Look through the lines and report how many include the word "name", giving nothing but the number.

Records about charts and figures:
= = = = =

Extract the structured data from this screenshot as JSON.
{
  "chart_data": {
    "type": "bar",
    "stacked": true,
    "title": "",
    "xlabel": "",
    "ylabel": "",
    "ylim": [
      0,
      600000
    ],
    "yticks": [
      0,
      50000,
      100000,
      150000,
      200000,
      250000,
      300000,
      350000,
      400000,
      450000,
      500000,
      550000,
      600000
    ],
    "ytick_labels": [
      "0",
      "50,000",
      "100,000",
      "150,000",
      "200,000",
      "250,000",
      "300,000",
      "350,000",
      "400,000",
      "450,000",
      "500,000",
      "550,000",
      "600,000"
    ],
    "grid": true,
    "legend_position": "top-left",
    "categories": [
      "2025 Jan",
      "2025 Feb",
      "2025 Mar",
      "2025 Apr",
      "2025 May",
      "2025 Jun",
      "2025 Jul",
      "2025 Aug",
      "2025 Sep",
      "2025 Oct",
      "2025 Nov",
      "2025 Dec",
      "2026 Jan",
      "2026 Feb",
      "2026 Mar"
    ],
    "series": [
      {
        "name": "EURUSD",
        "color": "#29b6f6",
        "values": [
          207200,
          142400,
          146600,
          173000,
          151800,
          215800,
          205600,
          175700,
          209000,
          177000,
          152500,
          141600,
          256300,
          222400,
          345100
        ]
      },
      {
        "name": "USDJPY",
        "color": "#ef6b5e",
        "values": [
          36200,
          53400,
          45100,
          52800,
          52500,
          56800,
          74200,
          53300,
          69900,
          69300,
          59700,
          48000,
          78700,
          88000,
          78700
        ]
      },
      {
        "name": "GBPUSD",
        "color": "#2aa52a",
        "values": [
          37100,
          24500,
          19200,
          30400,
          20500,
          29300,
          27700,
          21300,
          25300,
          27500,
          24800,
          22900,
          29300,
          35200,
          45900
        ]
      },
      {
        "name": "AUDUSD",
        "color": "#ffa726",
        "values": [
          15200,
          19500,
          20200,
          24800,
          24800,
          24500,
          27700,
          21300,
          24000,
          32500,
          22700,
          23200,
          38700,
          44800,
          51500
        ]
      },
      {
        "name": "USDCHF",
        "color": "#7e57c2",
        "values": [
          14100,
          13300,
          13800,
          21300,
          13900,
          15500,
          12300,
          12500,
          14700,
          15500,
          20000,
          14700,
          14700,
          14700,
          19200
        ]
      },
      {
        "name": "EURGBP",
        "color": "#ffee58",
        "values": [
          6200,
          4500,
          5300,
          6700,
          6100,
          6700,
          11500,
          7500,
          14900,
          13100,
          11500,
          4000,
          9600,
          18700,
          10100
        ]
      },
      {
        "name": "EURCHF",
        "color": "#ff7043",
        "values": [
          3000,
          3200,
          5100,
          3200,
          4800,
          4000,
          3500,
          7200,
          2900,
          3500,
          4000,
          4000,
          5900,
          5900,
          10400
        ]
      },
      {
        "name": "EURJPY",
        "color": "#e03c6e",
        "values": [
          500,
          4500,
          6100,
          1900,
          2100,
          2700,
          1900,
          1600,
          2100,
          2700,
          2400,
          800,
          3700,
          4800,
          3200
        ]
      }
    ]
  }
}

= = = = =

§ COMPLETED TASK
8